◆ WHAT YOU NEED TO DO
In the listing that follows, count each line containing the string "down" and report only the count.

## begin DATA

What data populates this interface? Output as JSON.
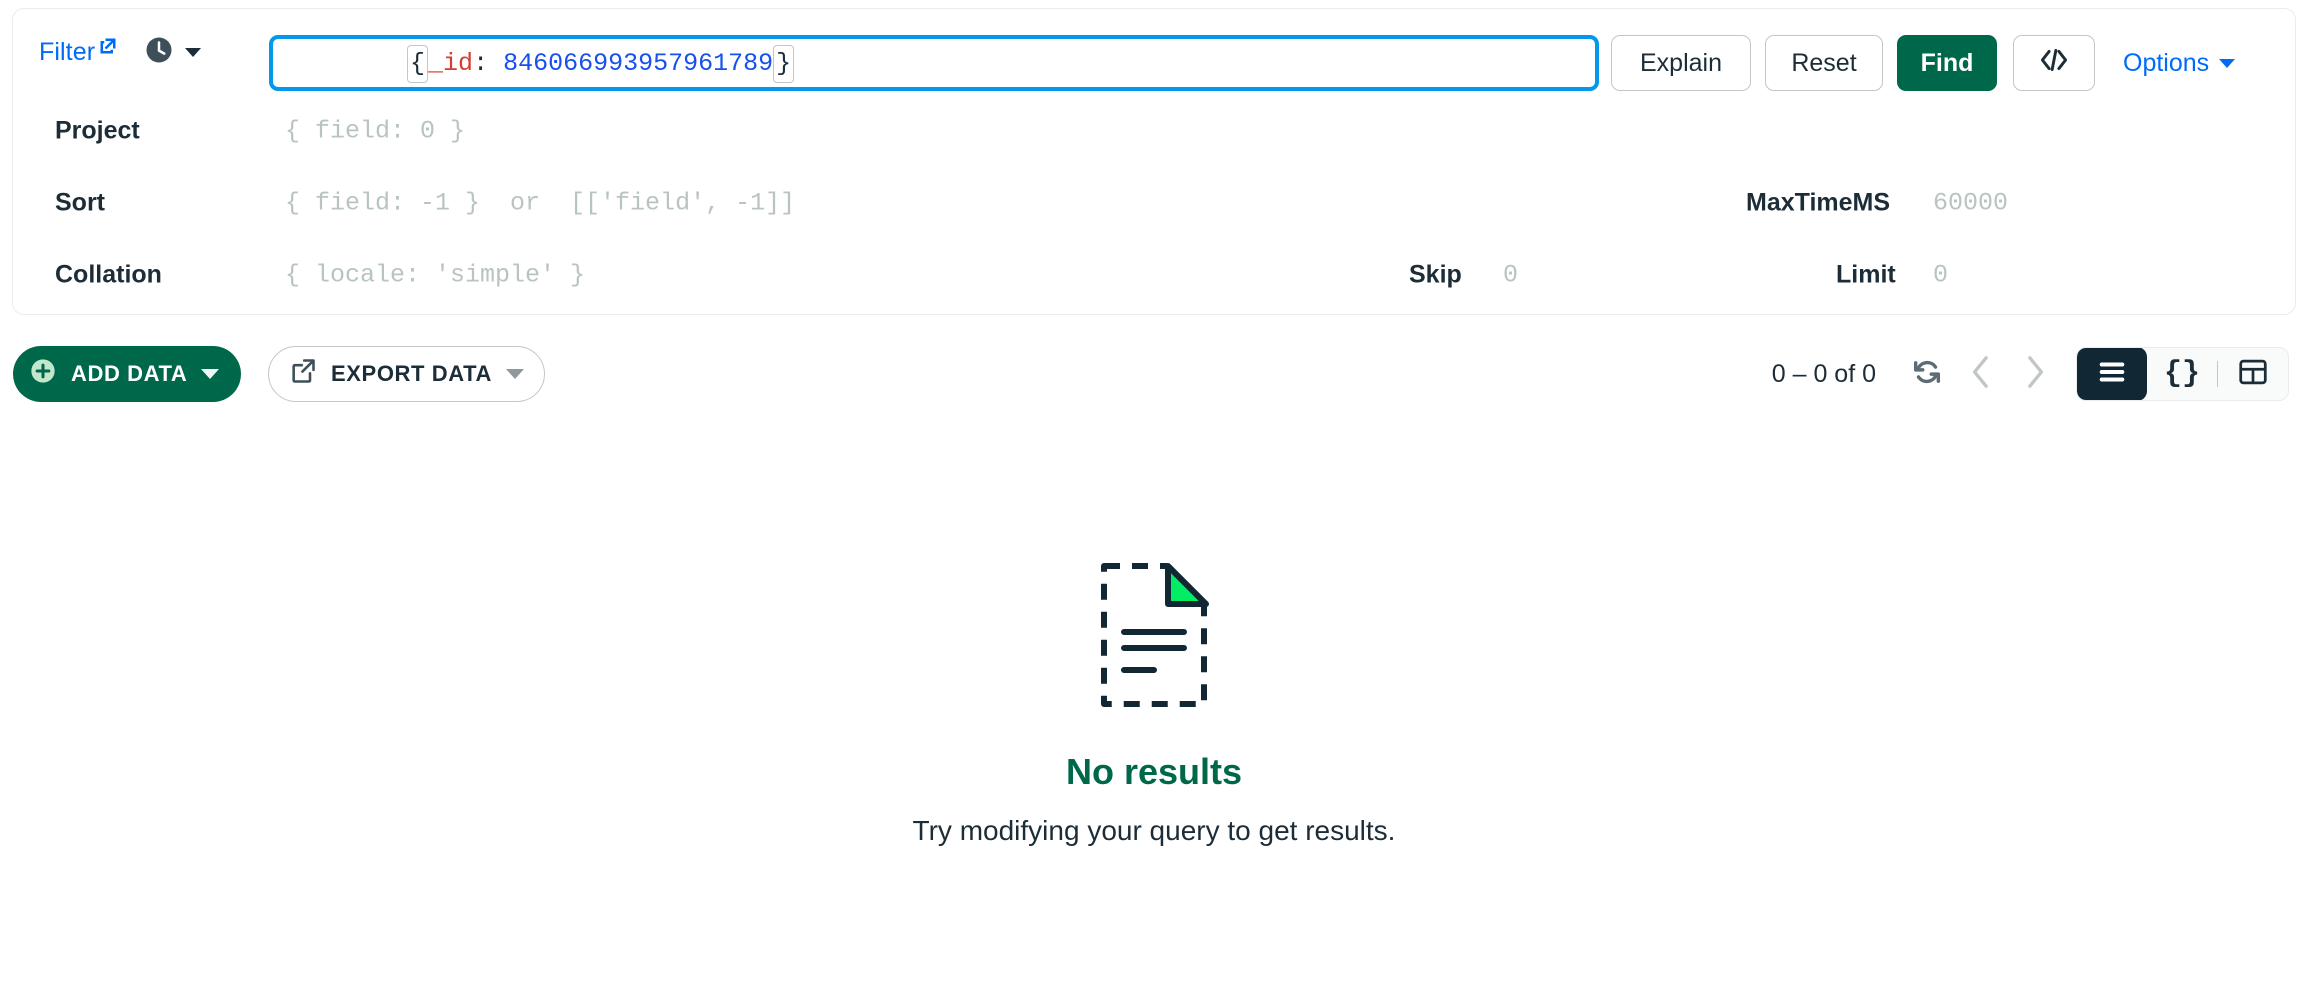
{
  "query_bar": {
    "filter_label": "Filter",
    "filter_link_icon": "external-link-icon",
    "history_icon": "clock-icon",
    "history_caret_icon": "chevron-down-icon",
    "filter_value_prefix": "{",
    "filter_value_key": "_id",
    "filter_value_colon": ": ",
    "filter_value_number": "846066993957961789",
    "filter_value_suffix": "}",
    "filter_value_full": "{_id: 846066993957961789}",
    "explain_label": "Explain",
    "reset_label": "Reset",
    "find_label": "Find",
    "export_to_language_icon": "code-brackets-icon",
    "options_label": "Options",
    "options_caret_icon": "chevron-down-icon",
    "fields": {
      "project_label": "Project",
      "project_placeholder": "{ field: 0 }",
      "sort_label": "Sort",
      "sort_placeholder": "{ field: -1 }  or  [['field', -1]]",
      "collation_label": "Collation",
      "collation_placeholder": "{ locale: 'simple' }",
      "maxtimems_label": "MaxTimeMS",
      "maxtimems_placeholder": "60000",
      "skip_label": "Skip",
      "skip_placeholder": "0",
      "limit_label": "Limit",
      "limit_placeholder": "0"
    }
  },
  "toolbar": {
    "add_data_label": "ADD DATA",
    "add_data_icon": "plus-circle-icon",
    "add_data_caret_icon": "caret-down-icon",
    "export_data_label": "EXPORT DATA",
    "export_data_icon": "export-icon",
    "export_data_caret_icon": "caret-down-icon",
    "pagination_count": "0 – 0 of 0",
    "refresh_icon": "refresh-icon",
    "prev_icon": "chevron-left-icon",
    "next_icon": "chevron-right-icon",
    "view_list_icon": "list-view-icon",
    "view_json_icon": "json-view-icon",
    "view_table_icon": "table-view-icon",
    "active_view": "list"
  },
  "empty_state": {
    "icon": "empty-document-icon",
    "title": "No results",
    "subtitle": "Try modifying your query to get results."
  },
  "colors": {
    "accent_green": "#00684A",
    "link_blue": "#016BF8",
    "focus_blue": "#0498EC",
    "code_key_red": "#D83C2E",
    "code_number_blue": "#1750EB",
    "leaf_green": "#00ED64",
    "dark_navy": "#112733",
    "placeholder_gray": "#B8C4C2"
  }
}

## end DATA

◆ COMPLETE OUTPUT
4